[Stored data]

┏━━

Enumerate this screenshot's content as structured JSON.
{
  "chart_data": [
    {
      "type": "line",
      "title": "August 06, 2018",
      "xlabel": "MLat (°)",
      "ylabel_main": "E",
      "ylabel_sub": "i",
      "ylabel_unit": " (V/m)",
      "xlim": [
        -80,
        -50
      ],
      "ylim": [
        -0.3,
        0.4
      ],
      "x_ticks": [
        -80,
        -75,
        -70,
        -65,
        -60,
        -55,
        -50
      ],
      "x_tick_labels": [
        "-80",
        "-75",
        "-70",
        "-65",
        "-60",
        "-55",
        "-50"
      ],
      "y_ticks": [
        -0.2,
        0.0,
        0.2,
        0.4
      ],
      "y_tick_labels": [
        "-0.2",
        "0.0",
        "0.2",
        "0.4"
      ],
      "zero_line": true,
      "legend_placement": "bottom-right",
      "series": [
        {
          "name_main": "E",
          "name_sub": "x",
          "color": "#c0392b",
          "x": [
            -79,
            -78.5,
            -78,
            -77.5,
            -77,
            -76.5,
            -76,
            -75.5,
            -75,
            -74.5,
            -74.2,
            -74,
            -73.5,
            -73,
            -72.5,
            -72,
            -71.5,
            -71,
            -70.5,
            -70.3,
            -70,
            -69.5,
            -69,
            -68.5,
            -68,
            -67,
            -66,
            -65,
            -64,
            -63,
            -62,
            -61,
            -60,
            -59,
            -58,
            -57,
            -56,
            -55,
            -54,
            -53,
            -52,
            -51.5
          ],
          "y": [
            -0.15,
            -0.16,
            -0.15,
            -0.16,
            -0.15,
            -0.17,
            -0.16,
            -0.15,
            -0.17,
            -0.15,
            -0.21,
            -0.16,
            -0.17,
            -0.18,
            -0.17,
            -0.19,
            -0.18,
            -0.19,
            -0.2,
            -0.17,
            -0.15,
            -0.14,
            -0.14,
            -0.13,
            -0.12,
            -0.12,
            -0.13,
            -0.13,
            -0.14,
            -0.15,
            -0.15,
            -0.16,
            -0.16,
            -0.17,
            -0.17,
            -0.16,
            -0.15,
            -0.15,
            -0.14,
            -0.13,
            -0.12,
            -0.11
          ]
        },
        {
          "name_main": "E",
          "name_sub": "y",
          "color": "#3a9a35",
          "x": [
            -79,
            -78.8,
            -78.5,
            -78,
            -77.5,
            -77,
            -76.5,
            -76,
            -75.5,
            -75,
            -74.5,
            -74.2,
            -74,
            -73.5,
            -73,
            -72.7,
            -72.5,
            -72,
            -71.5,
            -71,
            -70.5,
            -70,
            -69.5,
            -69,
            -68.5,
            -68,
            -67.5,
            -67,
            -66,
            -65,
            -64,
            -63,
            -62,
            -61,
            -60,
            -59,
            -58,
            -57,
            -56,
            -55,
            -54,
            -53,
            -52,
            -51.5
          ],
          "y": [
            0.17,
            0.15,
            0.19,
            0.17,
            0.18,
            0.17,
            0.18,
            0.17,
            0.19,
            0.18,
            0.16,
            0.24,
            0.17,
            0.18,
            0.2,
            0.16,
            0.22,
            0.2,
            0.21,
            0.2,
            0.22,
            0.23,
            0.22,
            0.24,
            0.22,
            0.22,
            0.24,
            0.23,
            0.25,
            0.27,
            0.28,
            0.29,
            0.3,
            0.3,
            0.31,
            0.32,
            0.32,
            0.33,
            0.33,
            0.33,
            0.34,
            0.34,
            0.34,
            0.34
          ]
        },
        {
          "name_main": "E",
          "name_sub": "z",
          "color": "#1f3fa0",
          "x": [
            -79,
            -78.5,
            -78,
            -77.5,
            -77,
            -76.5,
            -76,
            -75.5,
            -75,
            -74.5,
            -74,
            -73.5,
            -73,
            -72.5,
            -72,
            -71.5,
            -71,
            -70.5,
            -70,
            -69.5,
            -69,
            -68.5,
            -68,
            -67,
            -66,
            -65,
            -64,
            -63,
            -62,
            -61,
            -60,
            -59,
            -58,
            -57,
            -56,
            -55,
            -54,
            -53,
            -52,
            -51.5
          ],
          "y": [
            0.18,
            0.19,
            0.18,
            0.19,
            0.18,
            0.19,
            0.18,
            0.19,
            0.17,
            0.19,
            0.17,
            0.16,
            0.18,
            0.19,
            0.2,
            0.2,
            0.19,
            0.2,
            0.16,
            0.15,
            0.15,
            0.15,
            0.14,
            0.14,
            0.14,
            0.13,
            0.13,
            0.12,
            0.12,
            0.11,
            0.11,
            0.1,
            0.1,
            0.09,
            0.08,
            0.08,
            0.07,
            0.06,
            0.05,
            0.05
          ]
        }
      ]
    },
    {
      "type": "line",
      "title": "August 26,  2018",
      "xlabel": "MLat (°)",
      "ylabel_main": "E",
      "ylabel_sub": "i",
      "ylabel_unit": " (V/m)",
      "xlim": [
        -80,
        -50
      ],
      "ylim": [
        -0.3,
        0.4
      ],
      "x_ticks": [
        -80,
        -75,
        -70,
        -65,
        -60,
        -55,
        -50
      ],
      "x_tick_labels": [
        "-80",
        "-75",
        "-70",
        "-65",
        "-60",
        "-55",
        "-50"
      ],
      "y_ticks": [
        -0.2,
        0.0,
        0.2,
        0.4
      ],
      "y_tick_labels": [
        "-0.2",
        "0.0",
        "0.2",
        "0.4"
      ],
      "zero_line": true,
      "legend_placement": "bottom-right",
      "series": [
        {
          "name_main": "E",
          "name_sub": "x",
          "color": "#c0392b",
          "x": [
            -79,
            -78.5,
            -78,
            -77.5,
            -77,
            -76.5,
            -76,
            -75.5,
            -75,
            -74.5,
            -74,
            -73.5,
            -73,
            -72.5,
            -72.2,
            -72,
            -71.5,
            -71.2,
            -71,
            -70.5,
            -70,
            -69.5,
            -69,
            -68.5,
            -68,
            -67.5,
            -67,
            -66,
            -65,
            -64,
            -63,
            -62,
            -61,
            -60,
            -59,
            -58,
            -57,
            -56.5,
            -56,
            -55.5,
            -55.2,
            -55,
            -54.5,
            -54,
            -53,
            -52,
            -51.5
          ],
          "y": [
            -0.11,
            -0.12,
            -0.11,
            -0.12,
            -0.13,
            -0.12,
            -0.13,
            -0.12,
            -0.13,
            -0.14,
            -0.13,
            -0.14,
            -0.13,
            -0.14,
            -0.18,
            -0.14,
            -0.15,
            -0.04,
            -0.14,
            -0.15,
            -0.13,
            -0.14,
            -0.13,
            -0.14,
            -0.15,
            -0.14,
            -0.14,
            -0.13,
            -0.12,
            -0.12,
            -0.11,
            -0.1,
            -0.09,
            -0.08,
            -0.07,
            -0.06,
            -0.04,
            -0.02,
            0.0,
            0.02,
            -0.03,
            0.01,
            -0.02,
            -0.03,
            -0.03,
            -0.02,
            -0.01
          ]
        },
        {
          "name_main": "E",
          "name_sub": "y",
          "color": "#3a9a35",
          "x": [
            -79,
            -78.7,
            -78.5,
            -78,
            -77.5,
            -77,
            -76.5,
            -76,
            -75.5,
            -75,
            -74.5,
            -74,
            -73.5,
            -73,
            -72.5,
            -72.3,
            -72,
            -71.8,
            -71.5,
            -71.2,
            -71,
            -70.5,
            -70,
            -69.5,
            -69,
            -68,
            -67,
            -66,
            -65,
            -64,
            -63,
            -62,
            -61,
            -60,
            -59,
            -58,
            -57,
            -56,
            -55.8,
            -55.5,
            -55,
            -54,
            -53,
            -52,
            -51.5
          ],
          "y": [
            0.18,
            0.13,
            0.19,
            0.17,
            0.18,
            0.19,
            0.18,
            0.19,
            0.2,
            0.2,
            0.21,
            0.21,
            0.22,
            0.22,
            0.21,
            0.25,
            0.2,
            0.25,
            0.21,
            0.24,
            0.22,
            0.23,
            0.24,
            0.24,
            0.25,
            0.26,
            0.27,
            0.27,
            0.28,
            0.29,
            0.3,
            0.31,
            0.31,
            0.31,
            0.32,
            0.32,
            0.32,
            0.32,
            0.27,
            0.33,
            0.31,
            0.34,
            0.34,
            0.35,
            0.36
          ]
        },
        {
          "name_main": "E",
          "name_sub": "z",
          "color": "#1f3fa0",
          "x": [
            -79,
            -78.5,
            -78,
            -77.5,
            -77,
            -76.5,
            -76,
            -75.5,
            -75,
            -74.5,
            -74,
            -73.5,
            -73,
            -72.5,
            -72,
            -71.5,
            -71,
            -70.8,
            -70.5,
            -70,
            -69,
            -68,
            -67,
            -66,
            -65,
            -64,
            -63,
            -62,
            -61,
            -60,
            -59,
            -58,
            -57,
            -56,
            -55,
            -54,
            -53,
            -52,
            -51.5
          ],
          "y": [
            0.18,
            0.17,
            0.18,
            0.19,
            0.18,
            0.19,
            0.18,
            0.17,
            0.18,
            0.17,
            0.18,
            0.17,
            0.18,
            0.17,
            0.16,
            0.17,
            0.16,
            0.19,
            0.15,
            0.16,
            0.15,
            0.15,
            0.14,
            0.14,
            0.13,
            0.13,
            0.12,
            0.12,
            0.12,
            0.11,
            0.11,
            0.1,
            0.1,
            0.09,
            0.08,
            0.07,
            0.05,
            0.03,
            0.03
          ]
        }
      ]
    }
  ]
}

┗━━

Identify the lines that contain the string "title", and copy every one of them.

      "title": "August 06, 2018",
      "title": "August 26,  2018",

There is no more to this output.